>>>

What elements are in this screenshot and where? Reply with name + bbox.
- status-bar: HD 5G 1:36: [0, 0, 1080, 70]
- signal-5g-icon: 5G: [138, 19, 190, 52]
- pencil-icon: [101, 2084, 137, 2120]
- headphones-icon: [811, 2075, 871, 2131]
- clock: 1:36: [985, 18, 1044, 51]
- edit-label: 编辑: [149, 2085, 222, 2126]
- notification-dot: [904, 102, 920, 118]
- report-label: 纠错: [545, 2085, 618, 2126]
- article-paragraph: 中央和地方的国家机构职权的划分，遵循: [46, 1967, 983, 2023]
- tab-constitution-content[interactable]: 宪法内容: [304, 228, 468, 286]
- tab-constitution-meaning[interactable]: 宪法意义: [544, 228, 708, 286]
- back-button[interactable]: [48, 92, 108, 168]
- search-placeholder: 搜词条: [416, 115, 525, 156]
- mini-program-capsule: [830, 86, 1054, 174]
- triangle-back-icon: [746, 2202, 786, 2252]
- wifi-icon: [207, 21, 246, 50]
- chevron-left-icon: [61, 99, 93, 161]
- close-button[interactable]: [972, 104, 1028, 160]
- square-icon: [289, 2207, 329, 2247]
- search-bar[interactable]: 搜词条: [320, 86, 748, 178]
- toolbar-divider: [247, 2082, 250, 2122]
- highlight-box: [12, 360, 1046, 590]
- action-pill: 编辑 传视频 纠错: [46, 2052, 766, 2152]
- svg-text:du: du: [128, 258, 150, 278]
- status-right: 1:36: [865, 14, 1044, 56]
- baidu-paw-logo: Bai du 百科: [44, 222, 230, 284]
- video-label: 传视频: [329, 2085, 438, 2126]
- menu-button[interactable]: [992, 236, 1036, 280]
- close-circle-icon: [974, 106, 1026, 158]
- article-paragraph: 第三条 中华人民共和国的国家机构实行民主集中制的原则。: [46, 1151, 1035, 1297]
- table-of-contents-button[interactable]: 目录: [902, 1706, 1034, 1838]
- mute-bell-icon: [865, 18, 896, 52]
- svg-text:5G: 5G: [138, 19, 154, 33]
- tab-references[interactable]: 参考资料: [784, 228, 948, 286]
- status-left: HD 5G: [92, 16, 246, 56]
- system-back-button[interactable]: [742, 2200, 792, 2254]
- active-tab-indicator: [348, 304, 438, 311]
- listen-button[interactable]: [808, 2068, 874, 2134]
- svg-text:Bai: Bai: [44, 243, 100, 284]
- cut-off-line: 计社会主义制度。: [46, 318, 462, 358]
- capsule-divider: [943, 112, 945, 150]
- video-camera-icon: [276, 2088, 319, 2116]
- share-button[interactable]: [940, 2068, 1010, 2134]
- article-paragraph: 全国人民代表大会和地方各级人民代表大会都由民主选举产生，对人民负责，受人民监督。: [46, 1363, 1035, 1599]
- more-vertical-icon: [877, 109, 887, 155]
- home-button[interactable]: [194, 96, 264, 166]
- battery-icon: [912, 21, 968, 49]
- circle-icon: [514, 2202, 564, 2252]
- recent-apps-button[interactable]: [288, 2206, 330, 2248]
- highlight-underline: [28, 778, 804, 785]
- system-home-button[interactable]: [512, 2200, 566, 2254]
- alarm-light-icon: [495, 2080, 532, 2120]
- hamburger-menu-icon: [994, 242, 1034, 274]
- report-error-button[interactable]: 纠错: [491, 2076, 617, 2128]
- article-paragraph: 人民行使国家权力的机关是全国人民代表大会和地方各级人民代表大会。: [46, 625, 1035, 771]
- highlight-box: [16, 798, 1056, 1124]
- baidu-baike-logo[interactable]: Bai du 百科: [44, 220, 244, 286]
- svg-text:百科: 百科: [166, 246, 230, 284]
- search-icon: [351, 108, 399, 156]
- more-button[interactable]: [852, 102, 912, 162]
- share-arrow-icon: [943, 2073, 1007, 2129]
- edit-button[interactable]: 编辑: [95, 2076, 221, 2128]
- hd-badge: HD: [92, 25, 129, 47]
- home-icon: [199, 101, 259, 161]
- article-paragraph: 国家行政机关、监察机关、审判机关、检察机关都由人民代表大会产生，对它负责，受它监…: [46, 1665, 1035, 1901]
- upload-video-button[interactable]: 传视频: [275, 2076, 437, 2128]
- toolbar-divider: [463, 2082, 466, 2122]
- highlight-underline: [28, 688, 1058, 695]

<<<

Reproduce every line of the entries above verbatim.

• _SOLUTION FOR THIS EXERCISE_:
What elements are in this screenshot and where? Reply with name + bbox.
- status-bar: HD 5G 1:36: [0, 0, 1080, 70]
- signal-5g-icon: 5G: [138, 19, 190, 52]
- pencil-icon: [101, 2084, 137, 2120]
- headphones-icon: [811, 2075, 871, 2131]
- clock: 1:36: [985, 18, 1044, 51]
- edit-label: 编辑: [149, 2085, 222, 2126]
- notification-dot: [904, 102, 920, 118]
- report-label: 纠错: [545, 2085, 618, 2126]
- article-paragraph: 中央和地方的国家机构职权的划分，遵循: [46, 1967, 983, 2023]
- tab-constitution-content[interactable]: 宪法内容: [304, 228, 468, 286]
- tab-constitution-meaning[interactable]: 宪法意义: [544, 228, 708, 286]
- back-button[interactable]: [48, 92, 108, 168]
- search-placeholder: 搜词条: [416, 115, 525, 156]
- mini-program-capsule: [830, 86, 1054, 174]
- triangle-back-icon: [746, 2202, 786, 2252]
- wifi-icon: [207, 21, 246, 50]
- chevron-left-icon: [61, 99, 93, 161]
- close-button[interactable]: [972, 104, 1028, 160]
- square-icon: [289, 2207, 329, 2247]
- search-bar[interactable]: 搜词条: [320, 86, 748, 178]
- toolbar-divider: [247, 2082, 250, 2122]
- highlight-box: [12, 360, 1046, 590]
- action-pill: 编辑 传视频 纠错: [46, 2052, 766, 2152]
- svg-text:du: du: [128, 258, 150, 278]
- status-right: 1:36: [865, 14, 1044, 56]
- baidu-paw-logo: Bai du 百科: [44, 222, 230, 284]
- video-label: 传视频: [329, 2085, 438, 2126]
- menu-button[interactable]: [992, 236, 1036, 280]
- close-circle-icon: [974, 106, 1026, 158]
- article-paragraph: 第三条 中华人民共和国的国家机构实行民主集中制的原则。: [46, 1151, 1035, 1297]
- table-of-contents-button[interactable]: 目录: [902, 1706, 1034, 1838]
- mute-bell-icon: [865, 18, 896, 52]
- svg-text:5G: 5G: [138, 19, 154, 33]
- tab-references[interactable]: 参考资料: [784, 228, 948, 286]
- status-left: HD 5G: [92, 16, 246, 56]
- system-back-button[interactable]: [742, 2200, 792, 2254]
- active-tab-indicator: [348, 304, 438, 311]
- listen-button[interactable]: [808, 2068, 874, 2134]
- svg-text:Bai: Bai: [44, 243, 100, 284]
- cut-off-line: 计社会主义制度。: [46, 318, 462, 358]
- capsule-divider: [943, 112, 945, 150]
- video-camera-icon: [276, 2088, 319, 2116]
- share-button[interactable]: [940, 2068, 1010, 2134]
- article-paragraph: 全国人民代表大会和地方各级人民代表大会都由民主选举产生，对人民负责，受人民监督。: [46, 1363, 1035, 1599]
- more-vertical-icon: [877, 109, 887, 155]
- home-button[interactable]: [194, 96, 264, 166]
- battery-icon: [912, 21, 968, 49]
- circle-icon: [514, 2202, 564, 2252]
- recent-apps-button[interactable]: [288, 2206, 330, 2248]
- highlight-underline: [28, 778, 804, 785]
- system-home-button[interactable]: [512, 2200, 566, 2254]
- alarm-light-icon: [495, 2080, 532, 2120]
- hamburger-menu-icon: [994, 242, 1034, 274]
- report-error-button[interactable]: 纠错: [491, 2076, 617, 2128]
- article-paragraph: 人民行使国家权力的机关是全国人民代表大会和地方各级人民代表大会。: [46, 625, 1035, 771]
- highlight-box: [16, 798, 1056, 1124]
- baidu-baike-logo[interactable]: Bai du 百科: [44, 220, 244, 286]
- svg-text:百科: 百科: [166, 246, 230, 284]
- search-icon: [351, 108, 399, 156]
- more-button[interactable]: [852, 102, 912, 162]
- share-arrow-icon: [943, 2073, 1007, 2129]
- edit-button[interactable]: 编辑: [95, 2076, 221, 2128]
- hd-badge: HD: [92, 25, 129, 47]
- home-icon: [199, 101, 259, 161]
- article-paragraph: 国家行政机关、监察机关、审判机关、检察机关都由人民代表大会产生，对它负责，受它监…: [46, 1665, 1035, 1901]
- upload-video-button[interactable]: 传视频: [275, 2076, 437, 2128]
- toolbar-divider: [463, 2082, 466, 2122]
- highlight-underline: [28, 688, 1058, 695]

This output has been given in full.